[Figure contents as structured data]
========================
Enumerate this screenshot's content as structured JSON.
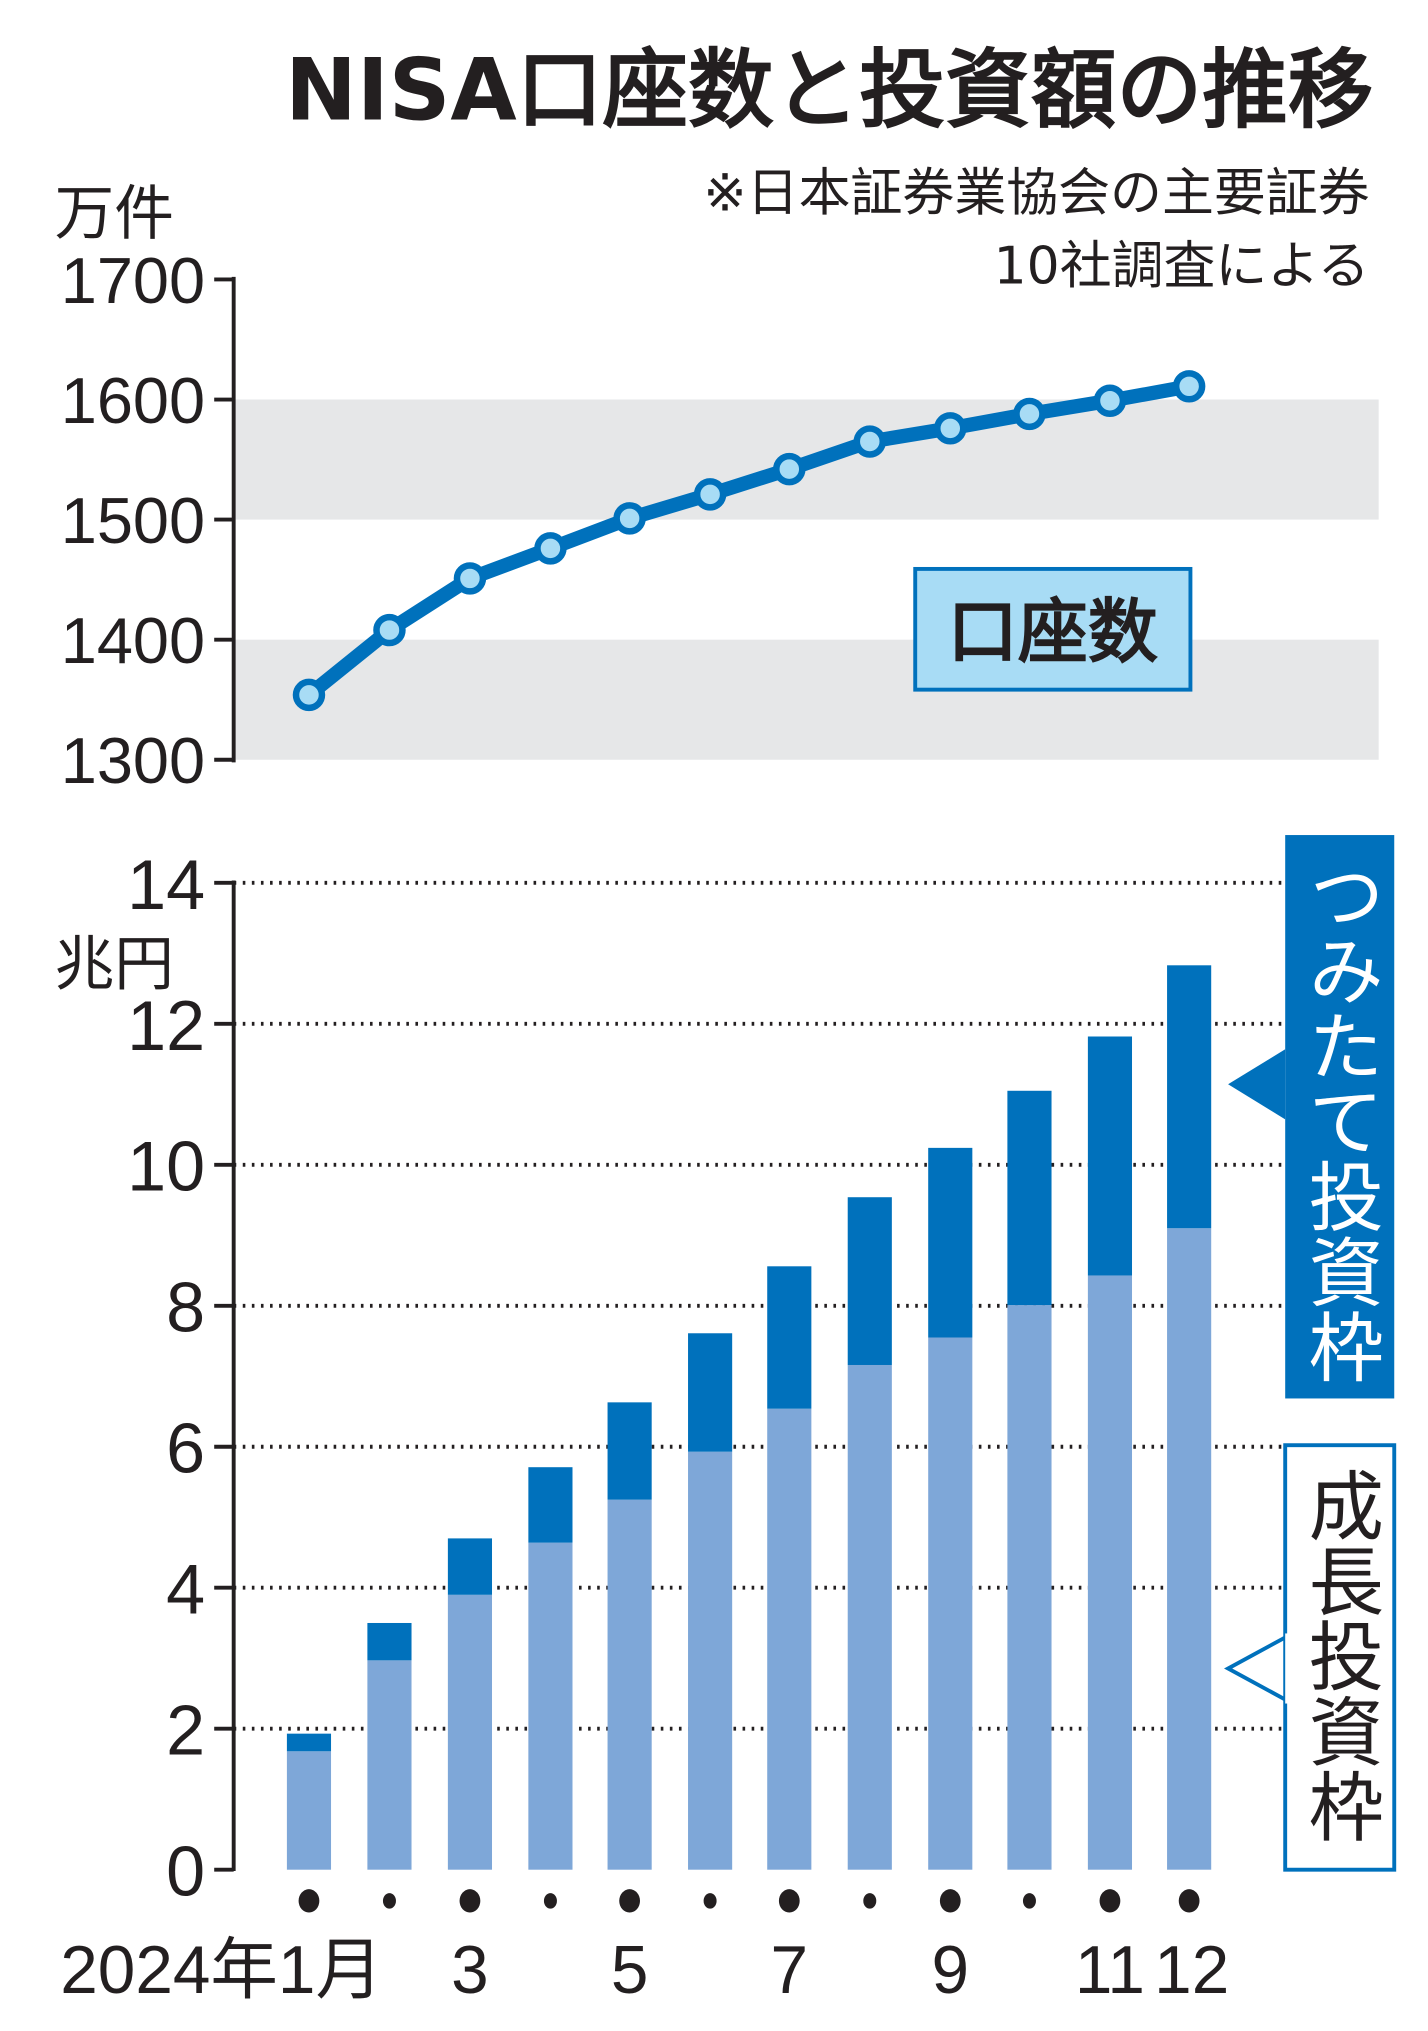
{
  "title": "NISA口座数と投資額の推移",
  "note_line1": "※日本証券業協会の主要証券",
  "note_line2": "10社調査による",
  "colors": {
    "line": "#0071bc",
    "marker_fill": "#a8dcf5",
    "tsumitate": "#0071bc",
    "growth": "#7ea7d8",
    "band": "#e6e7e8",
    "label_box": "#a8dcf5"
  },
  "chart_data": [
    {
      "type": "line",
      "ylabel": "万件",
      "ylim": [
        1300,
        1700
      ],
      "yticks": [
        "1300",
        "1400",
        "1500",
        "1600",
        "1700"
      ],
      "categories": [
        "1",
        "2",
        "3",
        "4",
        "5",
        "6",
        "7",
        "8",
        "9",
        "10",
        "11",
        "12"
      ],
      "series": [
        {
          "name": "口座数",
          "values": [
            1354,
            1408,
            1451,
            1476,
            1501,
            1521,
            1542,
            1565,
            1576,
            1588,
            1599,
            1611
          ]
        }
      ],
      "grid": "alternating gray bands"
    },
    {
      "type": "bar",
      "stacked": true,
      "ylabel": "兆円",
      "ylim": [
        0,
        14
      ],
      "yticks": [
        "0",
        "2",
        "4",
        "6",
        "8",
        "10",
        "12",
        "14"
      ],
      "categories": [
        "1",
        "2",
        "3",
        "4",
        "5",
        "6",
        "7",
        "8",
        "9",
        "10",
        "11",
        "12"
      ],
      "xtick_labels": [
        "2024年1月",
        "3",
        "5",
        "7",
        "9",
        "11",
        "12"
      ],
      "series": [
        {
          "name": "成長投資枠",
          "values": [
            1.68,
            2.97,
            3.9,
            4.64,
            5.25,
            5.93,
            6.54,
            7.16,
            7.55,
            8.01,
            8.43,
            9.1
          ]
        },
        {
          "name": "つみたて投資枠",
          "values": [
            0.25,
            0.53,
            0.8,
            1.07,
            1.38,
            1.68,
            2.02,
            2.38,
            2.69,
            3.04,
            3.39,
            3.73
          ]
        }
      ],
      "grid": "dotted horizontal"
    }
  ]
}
========================
— SHORT EXERCISE —
Using the material above, return every line exactly as it appears, minus the pictures.

— RESPONSE TO THE TASK —
Enumerate this screenshot's content as structured JSON.
{
  "title": "NISA口座数と投資額の推移",
  "note_line1": "※日本証券業協会の主要証券",
  "note_line2": "10社調査による",
  "colors": {
    "line": "#0071bc",
    "marker_fill": "#a8dcf5",
    "tsumitate": "#0071bc",
    "growth": "#7ea7d8",
    "band": "#e6e7e8",
    "label_box": "#a8dcf5"
  },
  "chart_data": [
    {
      "type": "line",
      "ylabel": "万件",
      "ylim": [
        1300,
        1700
      ],
      "yticks": [
        "1300",
        "1400",
        "1500",
        "1600",
        "1700"
      ],
      "categories": [
        "1",
        "2",
        "3",
        "4",
        "5",
        "6",
        "7",
        "8",
        "9",
        "10",
        "11",
        "12"
      ],
      "series": [
        {
          "name": "口座数",
          "values": [
            1354,
            1408,
            1451,
            1476,
            1501,
            1521,
            1542,
            1565,
            1576,
            1588,
            1599,
            1611
          ]
        }
      ],
      "grid": "alternating gray bands"
    },
    {
      "type": "bar",
      "stacked": true,
      "ylabel": "兆円",
      "ylim": [
        0,
        14
      ],
      "yticks": [
        "0",
        "2",
        "4",
        "6",
        "8",
        "10",
        "12",
        "14"
      ],
      "categories": [
        "1",
        "2",
        "3",
        "4",
        "5",
        "6",
        "7",
        "8",
        "9",
        "10",
        "11",
        "12"
      ],
      "xtick_labels": [
        "2024年1月",
        "3",
        "5",
        "7",
        "9",
        "11",
        "12"
      ],
      "series": [
        {
          "name": "成長投資枠",
          "values": [
            1.68,
            2.97,
            3.9,
            4.64,
            5.25,
            5.93,
            6.54,
            7.16,
            7.55,
            8.01,
            8.43,
            9.1
          ]
        },
        {
          "name": "つみたて投資枠",
          "values": [
            0.25,
            0.53,
            0.8,
            1.07,
            1.38,
            1.68,
            2.02,
            2.38,
            2.69,
            3.04,
            3.39,
            3.73
          ]
        }
      ],
      "grid": "dotted horizontal"
    }
  ]
}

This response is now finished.